----- Data provided -----

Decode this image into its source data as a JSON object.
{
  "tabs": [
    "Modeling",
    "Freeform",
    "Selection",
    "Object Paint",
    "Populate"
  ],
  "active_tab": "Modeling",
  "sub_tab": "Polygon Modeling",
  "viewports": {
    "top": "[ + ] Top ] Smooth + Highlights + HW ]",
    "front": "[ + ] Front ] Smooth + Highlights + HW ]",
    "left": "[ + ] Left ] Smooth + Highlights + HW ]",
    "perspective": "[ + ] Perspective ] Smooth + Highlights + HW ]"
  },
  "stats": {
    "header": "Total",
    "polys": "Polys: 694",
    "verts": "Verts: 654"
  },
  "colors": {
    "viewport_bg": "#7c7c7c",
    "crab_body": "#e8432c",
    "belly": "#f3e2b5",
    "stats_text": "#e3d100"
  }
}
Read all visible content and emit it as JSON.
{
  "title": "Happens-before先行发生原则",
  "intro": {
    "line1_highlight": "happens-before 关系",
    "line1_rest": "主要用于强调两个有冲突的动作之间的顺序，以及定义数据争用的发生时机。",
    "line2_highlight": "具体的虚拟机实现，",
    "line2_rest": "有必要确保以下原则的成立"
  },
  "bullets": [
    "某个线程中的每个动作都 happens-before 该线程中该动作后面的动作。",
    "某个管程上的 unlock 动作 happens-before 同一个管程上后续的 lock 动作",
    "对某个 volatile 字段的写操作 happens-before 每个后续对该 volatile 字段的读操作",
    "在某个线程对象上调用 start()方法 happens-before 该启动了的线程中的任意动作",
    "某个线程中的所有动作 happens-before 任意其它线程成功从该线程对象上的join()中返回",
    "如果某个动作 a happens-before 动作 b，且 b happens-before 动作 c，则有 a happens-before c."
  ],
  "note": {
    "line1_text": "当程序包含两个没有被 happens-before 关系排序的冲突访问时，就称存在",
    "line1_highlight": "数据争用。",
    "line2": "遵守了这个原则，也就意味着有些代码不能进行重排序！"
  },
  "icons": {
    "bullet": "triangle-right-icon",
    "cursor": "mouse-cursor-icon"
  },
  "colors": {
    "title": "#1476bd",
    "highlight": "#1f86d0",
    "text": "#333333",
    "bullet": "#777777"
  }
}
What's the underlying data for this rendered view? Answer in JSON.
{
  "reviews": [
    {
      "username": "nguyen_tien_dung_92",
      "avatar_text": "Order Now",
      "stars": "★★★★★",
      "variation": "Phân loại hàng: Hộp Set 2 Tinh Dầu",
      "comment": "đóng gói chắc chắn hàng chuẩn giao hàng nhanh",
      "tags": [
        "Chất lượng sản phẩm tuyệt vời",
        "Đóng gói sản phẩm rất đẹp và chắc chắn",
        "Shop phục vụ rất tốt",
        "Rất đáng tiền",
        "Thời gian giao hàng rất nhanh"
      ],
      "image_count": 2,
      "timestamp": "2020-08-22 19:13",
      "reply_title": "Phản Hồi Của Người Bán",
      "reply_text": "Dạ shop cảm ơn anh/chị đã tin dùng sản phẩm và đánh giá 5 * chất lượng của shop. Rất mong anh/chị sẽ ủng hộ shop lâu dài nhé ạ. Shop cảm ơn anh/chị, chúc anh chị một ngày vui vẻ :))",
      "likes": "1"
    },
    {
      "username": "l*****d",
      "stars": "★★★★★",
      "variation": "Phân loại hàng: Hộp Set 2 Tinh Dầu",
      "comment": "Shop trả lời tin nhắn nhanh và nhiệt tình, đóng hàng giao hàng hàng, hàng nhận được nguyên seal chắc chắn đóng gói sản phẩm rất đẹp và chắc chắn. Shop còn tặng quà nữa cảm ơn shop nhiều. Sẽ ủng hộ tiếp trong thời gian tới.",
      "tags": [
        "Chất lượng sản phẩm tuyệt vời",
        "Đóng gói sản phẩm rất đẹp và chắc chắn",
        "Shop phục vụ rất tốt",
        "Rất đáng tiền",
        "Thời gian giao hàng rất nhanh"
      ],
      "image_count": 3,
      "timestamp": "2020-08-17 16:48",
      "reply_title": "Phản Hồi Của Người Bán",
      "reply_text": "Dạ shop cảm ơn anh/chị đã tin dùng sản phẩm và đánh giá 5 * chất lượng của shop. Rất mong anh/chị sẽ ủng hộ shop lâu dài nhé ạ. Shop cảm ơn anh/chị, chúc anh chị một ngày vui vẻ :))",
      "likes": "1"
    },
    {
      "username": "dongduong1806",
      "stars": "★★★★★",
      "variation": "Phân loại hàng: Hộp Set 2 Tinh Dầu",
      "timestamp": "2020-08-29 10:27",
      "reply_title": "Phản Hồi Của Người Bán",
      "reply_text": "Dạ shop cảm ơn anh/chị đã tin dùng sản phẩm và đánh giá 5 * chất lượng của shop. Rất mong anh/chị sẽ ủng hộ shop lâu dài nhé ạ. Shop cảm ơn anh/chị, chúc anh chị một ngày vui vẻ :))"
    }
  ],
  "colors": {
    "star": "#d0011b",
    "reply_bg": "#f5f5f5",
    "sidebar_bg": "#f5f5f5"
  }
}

-----

> What is asked: Each line holding "Highlights" must be found and copied.

> Exercise answer:
    "top": "[ + ] Top ] Smooth + Highlights + HW ]",
    "front": "[ + ] Front ] Smooth + Highlights + HW ]",
    "left": "[ + ] Left ] Smooth + Highlights + HW ]",
    "perspective": "[ + ] Perspective ] Smooth + Highlights + HW ]"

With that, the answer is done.